What the Rampart Casino’s newest employee lacks in substance, he more than makes up for with style.

That would be Earl Grey, the fictional eccentric character who inspired the Earl Grey Cafe, which opened at the casino last month.

Restaurant room manager Phillip Alcala said the space, formerly the Promenade Cafe, inspired the direction of the restaurant.

“When we looked at the room, it looked like an English salon,” Alcala said. “Somewhere you’d sit and drink your tea.”

The Earl Grey Cafe offers afternoon tea for two, with a trio of finger sandwiches, mini-scones and French macarons, for $19.99 — 24/7, which means you can have afternoon tea even when it’s not the afternoon.

“This is Earl Grey’s version of a proper tea service,” Alcala said. “We don’t do clotted cream.”

And of course the nine tea choices include Earl Grey.

“You get to see grandmothers and granddaughters together,” he said, adding that the very first pair to come in for tea were a mother and her 5-year-old daughter.

“Her jaw dropped when she saw the birdcage” that carries the goodies, he said of the little girl.

The room has been completely revamped to help convey the theme.

“It was a dated room,” Alcala said. The open front has been glassed-in to keep out the smoke and noise of the casino beyond. The room now is a soft gray, with raised-molding detailing on walls and pillars. The standard booths have been replaced by sweeping banquettes, and many of the four-person tables have been replaced by those that seat two. The walls are decorated with art that evokes Victorian England, and some upholstery is covered with what looks like floral chintz.

The penny-farthing, the bicycle that had one huge wheel and one much smaller one, appears on servers’ uniforms and the menu. Crystal chandeliers lend a hint of tea-room style.

But since this is the resort’s coffee shop, it also has the occasional flat-screen TV, and the menu lists the whole gamut of coffee-shop favorites.

“We wanted to blend the two worlds together,” Alcala said.

The most popular items from the Promenade Cafe’s menu have been retained, and a few Asian selections have been added. There’s an extensive breakfast menu, salads, soups, burgers, sandwiches and wraps, desserts, comfort foods such as meatloaf and turkey, and coffee-shop classics such as liver and onions.
********
- _TASK 1_: Rewrite the Earl Grey Cafe article between "The penny-farthing, the" and "liver and onions.", inclusive, with "penny-farthing" replaced by "high-wheeler".
- _TASK 2_: According to the Earl Grey Cafe article, which foods come with the afternoon tea for two? List them all.
- _TASK 3_: Continue the Earl Grey Cafe article from its final sentence.
The items that follow the article come from another source.
********
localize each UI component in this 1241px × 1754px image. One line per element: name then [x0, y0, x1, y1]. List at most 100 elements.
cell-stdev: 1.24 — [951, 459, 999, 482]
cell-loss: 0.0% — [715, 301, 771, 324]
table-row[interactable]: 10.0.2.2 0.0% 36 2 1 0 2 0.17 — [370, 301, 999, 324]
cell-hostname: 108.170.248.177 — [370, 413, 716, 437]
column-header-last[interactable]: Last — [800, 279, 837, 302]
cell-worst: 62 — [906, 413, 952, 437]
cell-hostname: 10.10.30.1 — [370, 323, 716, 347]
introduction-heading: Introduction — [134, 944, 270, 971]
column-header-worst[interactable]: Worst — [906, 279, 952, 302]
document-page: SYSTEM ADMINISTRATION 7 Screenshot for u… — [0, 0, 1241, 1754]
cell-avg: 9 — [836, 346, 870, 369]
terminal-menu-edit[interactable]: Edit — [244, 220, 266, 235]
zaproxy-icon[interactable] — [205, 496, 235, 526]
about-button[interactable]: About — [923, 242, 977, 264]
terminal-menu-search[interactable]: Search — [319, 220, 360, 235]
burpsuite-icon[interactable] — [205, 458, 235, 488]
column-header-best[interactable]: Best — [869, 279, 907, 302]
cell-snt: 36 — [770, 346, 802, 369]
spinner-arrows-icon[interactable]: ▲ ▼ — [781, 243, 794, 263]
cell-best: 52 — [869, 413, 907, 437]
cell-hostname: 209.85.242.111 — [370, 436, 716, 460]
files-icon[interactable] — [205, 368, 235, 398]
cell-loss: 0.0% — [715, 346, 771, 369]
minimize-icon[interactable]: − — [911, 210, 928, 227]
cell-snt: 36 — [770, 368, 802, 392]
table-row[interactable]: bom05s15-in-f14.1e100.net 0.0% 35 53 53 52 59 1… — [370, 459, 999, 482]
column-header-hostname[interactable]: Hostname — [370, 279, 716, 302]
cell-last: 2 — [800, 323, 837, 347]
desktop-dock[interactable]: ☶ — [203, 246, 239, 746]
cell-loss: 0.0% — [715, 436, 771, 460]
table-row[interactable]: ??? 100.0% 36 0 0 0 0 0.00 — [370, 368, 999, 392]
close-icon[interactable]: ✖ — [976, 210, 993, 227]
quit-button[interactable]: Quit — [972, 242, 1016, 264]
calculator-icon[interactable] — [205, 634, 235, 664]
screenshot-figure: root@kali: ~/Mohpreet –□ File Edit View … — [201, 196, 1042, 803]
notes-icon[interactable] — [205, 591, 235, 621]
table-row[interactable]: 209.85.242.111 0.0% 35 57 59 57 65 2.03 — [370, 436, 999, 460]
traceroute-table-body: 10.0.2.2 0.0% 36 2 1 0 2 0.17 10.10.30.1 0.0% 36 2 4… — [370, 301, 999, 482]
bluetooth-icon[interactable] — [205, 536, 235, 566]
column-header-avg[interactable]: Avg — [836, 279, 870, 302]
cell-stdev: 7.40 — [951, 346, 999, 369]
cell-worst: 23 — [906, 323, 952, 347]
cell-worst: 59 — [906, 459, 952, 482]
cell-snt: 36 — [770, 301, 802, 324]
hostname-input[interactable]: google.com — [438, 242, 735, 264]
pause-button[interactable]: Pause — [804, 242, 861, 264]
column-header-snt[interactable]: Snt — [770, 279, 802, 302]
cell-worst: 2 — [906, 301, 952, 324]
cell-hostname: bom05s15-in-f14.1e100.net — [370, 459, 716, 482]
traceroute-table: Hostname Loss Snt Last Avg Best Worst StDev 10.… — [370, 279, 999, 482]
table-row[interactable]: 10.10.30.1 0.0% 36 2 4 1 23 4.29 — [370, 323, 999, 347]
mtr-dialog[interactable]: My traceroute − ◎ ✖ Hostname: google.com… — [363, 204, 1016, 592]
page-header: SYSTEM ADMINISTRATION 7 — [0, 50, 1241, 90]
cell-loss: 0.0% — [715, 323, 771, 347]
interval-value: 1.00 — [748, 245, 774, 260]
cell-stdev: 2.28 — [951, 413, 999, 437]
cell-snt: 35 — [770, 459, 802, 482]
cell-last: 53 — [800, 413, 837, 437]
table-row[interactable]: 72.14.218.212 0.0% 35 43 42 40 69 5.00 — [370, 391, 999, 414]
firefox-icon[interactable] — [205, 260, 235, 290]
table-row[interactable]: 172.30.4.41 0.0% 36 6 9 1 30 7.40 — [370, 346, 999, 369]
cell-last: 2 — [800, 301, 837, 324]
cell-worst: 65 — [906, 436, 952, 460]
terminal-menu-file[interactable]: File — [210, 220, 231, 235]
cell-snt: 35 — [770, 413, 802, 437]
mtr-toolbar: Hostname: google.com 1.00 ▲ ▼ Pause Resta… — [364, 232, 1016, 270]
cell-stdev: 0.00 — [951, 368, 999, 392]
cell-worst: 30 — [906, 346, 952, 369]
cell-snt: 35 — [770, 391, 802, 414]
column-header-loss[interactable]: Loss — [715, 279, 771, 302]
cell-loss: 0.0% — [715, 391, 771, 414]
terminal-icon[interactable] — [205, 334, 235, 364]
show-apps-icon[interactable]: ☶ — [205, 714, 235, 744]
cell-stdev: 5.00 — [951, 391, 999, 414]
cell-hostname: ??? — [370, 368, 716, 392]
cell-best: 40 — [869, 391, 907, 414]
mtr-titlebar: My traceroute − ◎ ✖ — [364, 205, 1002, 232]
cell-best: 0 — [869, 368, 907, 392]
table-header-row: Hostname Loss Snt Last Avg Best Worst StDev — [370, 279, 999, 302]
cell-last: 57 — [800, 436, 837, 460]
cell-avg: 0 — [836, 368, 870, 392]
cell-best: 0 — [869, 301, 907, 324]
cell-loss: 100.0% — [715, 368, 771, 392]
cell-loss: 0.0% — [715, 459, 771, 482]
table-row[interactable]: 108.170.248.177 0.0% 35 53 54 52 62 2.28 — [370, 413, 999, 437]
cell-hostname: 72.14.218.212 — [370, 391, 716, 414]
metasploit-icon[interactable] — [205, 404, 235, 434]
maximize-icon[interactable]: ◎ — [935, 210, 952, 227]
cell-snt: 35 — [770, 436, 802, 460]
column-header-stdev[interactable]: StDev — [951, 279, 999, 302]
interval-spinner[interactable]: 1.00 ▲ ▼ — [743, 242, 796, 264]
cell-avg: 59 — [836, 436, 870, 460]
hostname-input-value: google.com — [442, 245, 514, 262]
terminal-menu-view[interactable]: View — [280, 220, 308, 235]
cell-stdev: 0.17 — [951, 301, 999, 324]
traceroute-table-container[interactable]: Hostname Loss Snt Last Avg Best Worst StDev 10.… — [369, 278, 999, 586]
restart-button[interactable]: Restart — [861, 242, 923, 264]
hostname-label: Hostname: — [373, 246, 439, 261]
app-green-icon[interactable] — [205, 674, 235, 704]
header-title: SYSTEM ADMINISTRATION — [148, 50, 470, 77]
********
- _RIGHT ANSWER 1_:
The high-wheeler, the bicycle that had one huge wheel and one much smaller one, appears on servers’ uniforms and the menu. Crystal chandeliers lend a hint of tea-room style.

But since this is the resort’s coffee shop, it also has the occasional flat-screen TV, and the menu lists the whole gamut of coffee-shop favorites.

“We wanted to blend the two worlds together,” Alcala said.

The most popular items from the Promenade Cafe’s menu have been retained, and a few Asian selections have been added. There’s an extensive breakfast menu, salads, soups, burgers, sandwiches and wraps, desserts, comfort foods such as meatloaf and turkey, and coffee-shop classics such as liver and onions.

- _RIGHT ANSWER 2_: Finger sandwiches, mini-scones and French macarons.

- _RIGHT ANSWER 3_:
There also are vegan and gluten-free choices, and cauliflower rice can be substituted for rice. There’s also a lot of flexibility. For example, the 3’s Company Appetizer Platter enables guests to choose three starters — including the crisp-crusted zucchini sticks and mellow fried cauliflower — for $13.99, and three-course specials offer various combinations at a value.

Earl Grey tea, flavored with bergamot oil, figures in a number of dishes. In the Earl’s Signature English Pancakes, $7.99, it’s infused in the pancake batter for a subtle bit of flavor that’s complemented by cardamom-maple syrup. The same ethereal effect characterizes the tea-infused mushrooms, served atop the 12-ounce Earl Grey Rib Eye, which comes with smashed potatoes and vegetables, for $16.99, and the Earl’s World Tour Cheeseburger, two Angus patties also topped with fried red onions and Swiss and provolone cheeses on a brioche bun, $11.99. And then there’s the Earl’s Bad Habit, $7.99, a dessert of tea-infused milk chocolate mousse with Earl Grey creme brulee.

While the tea is believed to have been named for Charles Grey, the second Earl Grey, who, legend has it, commissioned a tea with enough flavor to offset the flavor of the lime-heavy water at his Northumberland family seat, the Rampart has chosen to make their Earl Grey a fictional English aristocrat who “was known for the slightly eccentric habit of riding around the countryside on his penny-farthing bicycle” and was famous as a great host.

“Based on a drawing from the 1800s,” Alcala said, “we just created this eccentric entertainer as Earl Grey.”